• Exercise details:
Search the data for "dairies". Return each matching line.

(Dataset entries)
________________

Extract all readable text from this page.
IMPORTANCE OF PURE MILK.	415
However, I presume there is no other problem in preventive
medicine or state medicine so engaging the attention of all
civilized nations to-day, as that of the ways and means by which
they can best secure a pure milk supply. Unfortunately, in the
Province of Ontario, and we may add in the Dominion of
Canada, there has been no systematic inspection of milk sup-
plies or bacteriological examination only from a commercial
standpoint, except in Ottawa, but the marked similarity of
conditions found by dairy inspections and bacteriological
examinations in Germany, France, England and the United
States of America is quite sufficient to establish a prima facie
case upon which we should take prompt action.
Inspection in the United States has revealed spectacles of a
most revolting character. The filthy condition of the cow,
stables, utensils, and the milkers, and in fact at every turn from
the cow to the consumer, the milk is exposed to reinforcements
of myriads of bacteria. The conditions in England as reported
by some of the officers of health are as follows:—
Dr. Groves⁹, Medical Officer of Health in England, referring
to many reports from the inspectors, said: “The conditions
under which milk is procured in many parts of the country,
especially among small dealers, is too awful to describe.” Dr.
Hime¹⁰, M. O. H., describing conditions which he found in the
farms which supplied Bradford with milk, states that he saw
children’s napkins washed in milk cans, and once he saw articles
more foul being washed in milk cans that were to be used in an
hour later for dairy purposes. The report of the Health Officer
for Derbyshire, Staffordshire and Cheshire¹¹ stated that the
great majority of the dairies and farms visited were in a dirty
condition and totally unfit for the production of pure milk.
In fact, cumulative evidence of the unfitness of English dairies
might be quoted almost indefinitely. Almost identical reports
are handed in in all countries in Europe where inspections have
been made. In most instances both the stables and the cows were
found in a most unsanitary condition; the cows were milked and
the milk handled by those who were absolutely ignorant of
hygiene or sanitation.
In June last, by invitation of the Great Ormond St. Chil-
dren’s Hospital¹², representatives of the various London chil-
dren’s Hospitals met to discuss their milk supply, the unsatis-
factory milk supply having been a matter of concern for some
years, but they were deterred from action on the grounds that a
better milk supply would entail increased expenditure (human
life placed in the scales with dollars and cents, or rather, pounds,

________________

• Task result:
great majority of the dairies and farms visited were in a dirty
In fact, cumulative evidence of the unfitness of English dairies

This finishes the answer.